Short task: Would you pull out every line of the material that contains the string "益丰药房"?

Data listing:

+++

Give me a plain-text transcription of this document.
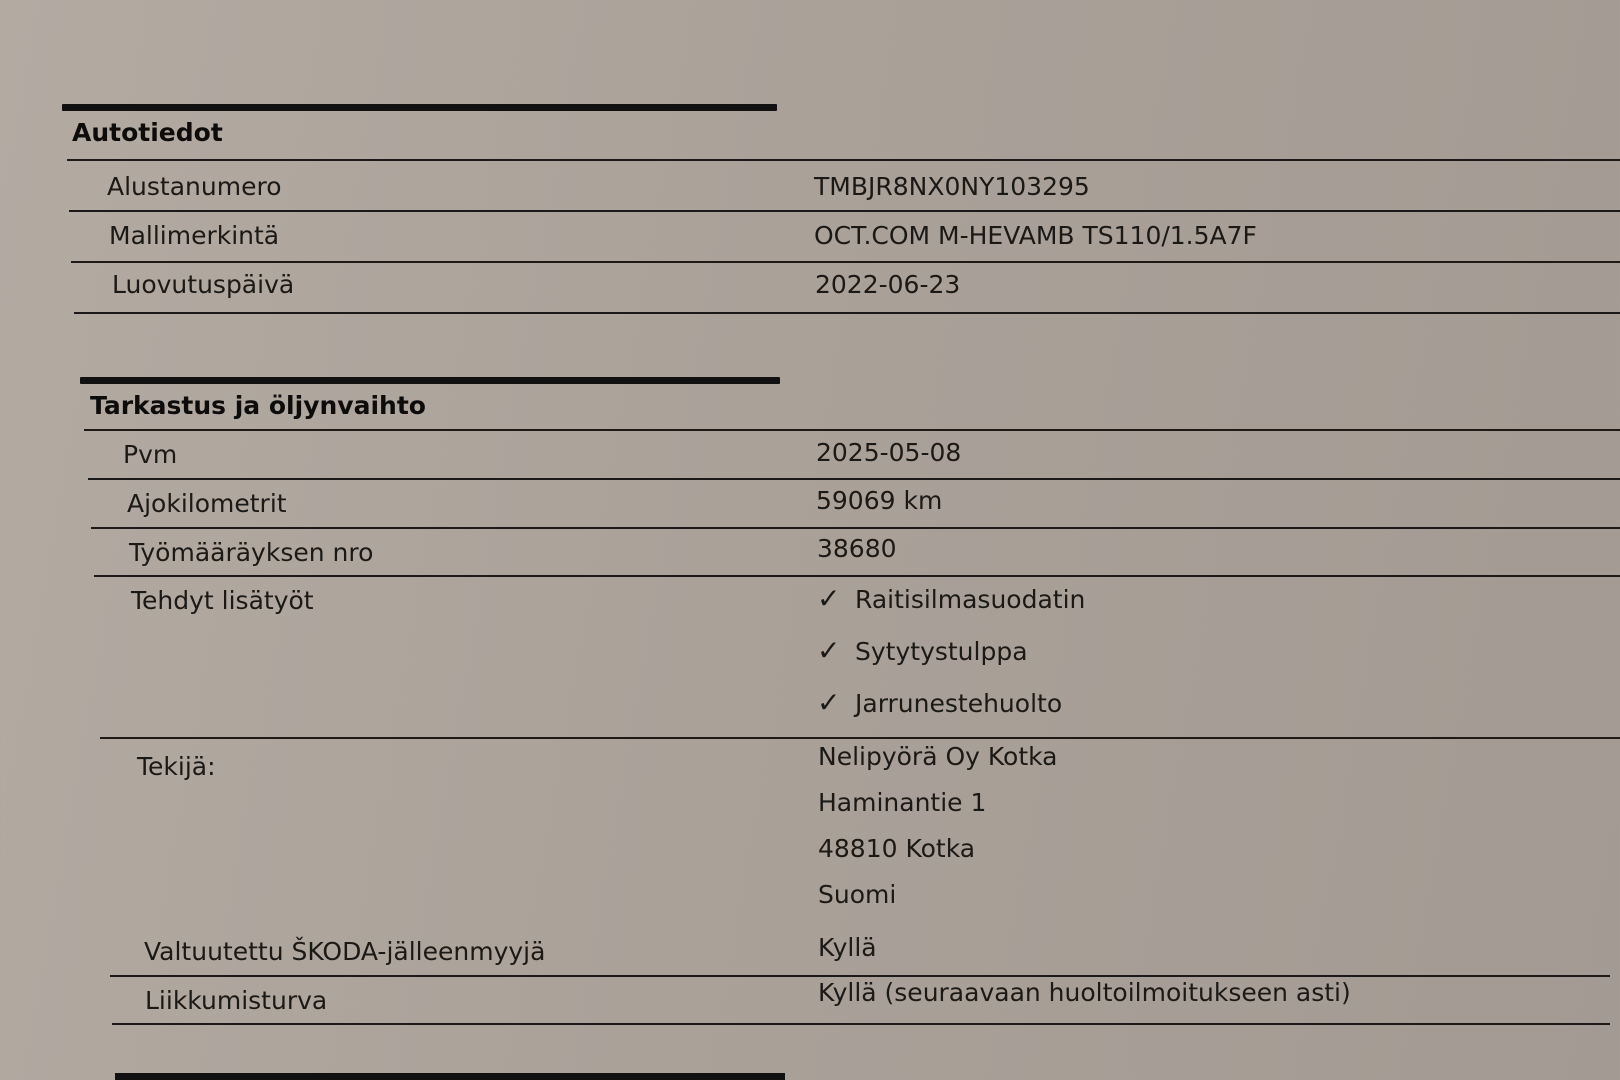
Autotiedot
Alustanumero	TMBJR8NX0NY103295
Mallimerkintä	OCT.COM M-HEVAMB TS110/1.5A7F
Luovutuspäivä	2022-06-23
Tarkastus ja öljynvaihto
Pvm	2025-05-08
Ajokilometrit	59069 km
Työmääräyksen nro	38680
Tehdyt lisätyöt	✓ Raitisilmasuodatin
✓ Sytytystulppa
✓ Jarrunestehuolto
Tekijä:	Nelipyörä Oy Kotka
Haminantie 1
48810 Kotka
Suomi
Valtuutettu ŠKODA-jälleenmyyjä	Kyllä
Liikkumisturva	Kyllä (seuraavaan huoltoilmoitukseen asti)
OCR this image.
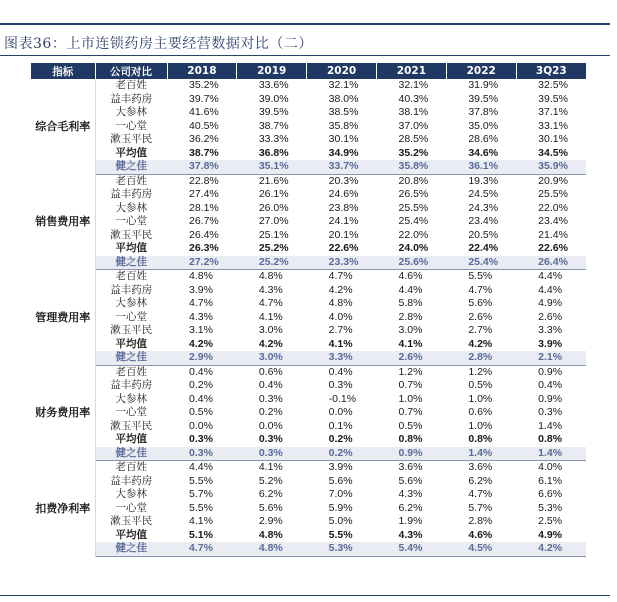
图表36：上市连锁药房主要经营数据对比（二）
指标	公司对比	2018	2019	2020	2021	2022	3Q23
综合毛利率	老百姓	35.2%	33.6%	32.1%	32.1%	31.9%	32.5%
	益丰药房	39.7%	39.0%	38.0%	40.3%	39.5%	39.5%
	大参林	41.6%	39.5%	38.5%	38.1%	37.8%	37.1%
	一心堂	40.5%	38.7%	35.8%	37.0%	35.0%	33.1%
	漱玉平民	36.2%	33.3%	30.1%	28.5%	28.6%	30.1%
	平均值	38.7%	36.8%	34.9%	35.2%	34.6%	34.5%
	健之佳	37.8%	35.1%	33.7%	35.8%	36.1%	35.9%
销售费用率	老百姓	22.8%	21.6%	20.3%	20.8%	19.3%	20.9%
	益丰药房	27.4%	26.1%	24.6%	26.5%	24.5%	25.5%
	大参林	28.1%	26.0%	23.8%	25.5%	24.3%	22.0%
	一心堂	26.7%	27.0%	24.1%	25.4%	23.4%	23.4%
	漱玉平民	26.4%	25.1%	20.1%	22.0%	20.5%	21.4%
	平均值	26.3%	25.2%	22.6%	24.0%	22.4%	22.6%
	健之佳	27.2%	25.2%	23.3%	25.6%	25.4%	26.4%
管理费用率	老百姓	4.8%	4.8%	4.7%	4.6%	5.5%	4.4%
	益丰药房	3.9%	4.3%	4.2%	4.4%	4.7%	4.4%
	大参林	4.7%	4.7%	4.8%	5.8%	5.6%	4.9%
	一心堂	4.3%	4.1%	4.0%	2.8%	2.6%	2.6%
	漱玉平民	3.1%	3.0%	2.7%	3.0%	2.7%	3.3%
	平均值	4.2%	4.2%	4.1%	4.1%	4.2%	3.9%
	健之佳	2.9%	3.0%	3.3%	2.6%	2.8%	2.1%
财务费用率	老百姓	0.4%	0.6%	0.4%	1.2%	1.2%	0.9%
	益丰药房	0.2%	0.4%	0.3%	0.7%	0.5%	0.4%
	大参林	0.4%	0.3%	-0.1%	1.0%	1.0%	0.9%
	一心堂	0.5%	0.2%	0.0%	0.7%	0.6%	0.3%
	漱玉平民	0.0%	0.0%	0.1%	0.5%	1.0%	1.4%
	平均值	0.3%	0.3%	0.2%	0.8%	0.8%	0.8%
	健之佳	0.3%	0.3%	0.2%	0.9%	1.4%	1.4%
扣费净利率	老百姓	4.4%	4.1%	3.9%	3.6%	3.6%	4.0%
	益丰药房	5.5%	5.2%	5.6%	5.6%	6.2%	6.1%
	大参林	5.7%	6.2%	7.0%	4.3%	4.7%	6.6%
	一心堂	5.5%	5.6%	5.9%	6.2%	5.7%	5.3%
	漱玉平民	4.1%	2.9%	5.0%	1.9%	2.8%	2.5%
	平均值	5.1%	4.8%	5.5%	4.3%	4.6%	4.9%
	健之佳	4.7%	4.8%	5.3%	5.4%	4.5%	4.2%
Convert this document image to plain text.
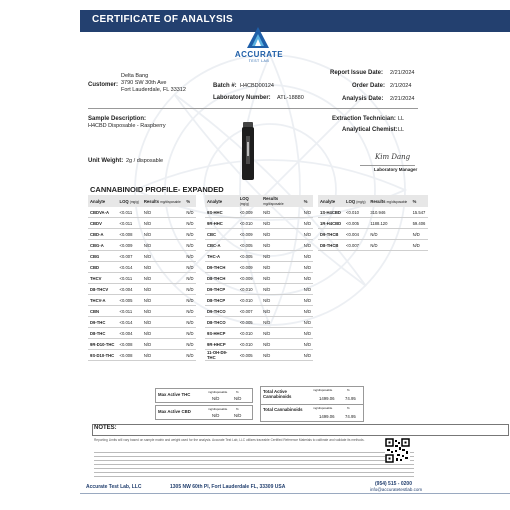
CERTIFICATE OF ANALYSIS
ACCURATE
TEST LAB
Customer:
Delta Bang
3790 SW 30th Ave
Fort Lauderdale, FL 33312
Batch #: H4CBD00124
Laboratory Number: ATL-18880
Report Issue Date: 2/21/2024
Order Date: 2/1/2024
Analysis Date: 2/21/2024
Sample Description:
H4CBD Disposable - Raspberry
Unit Weight: 2g / disposable
Extraction Technician: LL
Analytical Chemist: LL
Kim Dang
Laboratory Manager
CANNABINOID PROFILE- EXPANDED
Analyte	LOQ (mg/g)	Results mg/disposable	%
CBDVA-A	<0.011	N/D	N/D
CBDV	<0.011	N/D	N/D
CBD-A	<0.008	N/D	N/D
CBG-A	<0.009	N/D	N/D
CBG	<0.007	N/D	N/D
CBD	<0.014	N/D	N/D
THCV	<0.011	N/D	N/D
D8-THCV	<0.004	N/D	N/D
THCV-A	<0.005	N/D	N/D
CBN	<0.011	N/D	N/D
D9-THC	<0.014	N/D	N/D
D8-THC	<0.004	N/D	N/D
9R-D10-THC	<0.008	N/D	N/D
9S-D10-THC	<0.008	N/D	N/D
Analyte	LOQ (mg/g)	Results mg/disposable	%
9S-HHC	<0.009	N/D	N/D
9R-HHC	<0.010	N/D	N/D
CBC	<0.009	N/D	N/D
CBC-A	<0.005	N/D	N/D
THC-A	<0.005	N/D	N/D
D9-THCH	<0.009	N/D	N/D
D8-THCH	<0.009	N/D	N/D
D9-THCP	<0.010	N/D	N/D
D8-THCP	<0.010	N/D	N/D
D9-THCO	<0.007	N/D	N/D
D8-THCO	<0.005	N/D	N/D
9S-HHCP	<0.010	N/D	N/D
9R-HHCP	<0.010	N/D	N/D
11-OH-D9-THC	<0.005	N/D	N/D
Analyte	LOQ (mg/g)	Results mg/disposable	%
1S-H4CBD	<0.010	310.946	15.547
1R-H4CBD	<0.005	1188.120	59.406
D9-THCB	<0.004	N/D	N/D
D8-THCB	<0.007	N/D	N/D
Max Active THC	mg/disposable	%
N/D	N/D
Max Active CBD	mg/disposable	%
N/D	N/D
Total Active Cannabinoids
mg/disposable	%
1499.06 74.95
Total Cannabinoids	mg/disposable	%
1499.06 74.95
NOTES:
Reporting Limits will vary based on sample matrix and weight used for the analysis. Accurate Test Lab, LLC utilizes traceable Certified Reference Materials to calibrate and validate its methods.
Accurate Test Lab, LLC	1305 NW 60th Pl, Fort Lauderdale FL, 33309 USA	(954) 515 - 0200
info@accuratetestlab.com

+++

Solution to the exercise:
	益丰药房	39.7%	39.0%	38.0%	40.3%	39.5%	39.5%
	益丰药房	27.4%	26.1%	24.6%	26.5%	24.5%	25.5%
	益丰药房	3.9%	4.3%	4.2%	4.4%	4.7%	4.4%
	益丰药房	0.2%	0.4%	0.3%	0.7%	0.5%	0.4%
	益丰药房	5.5%	5.2%	5.6%	5.6%	6.2%	6.1%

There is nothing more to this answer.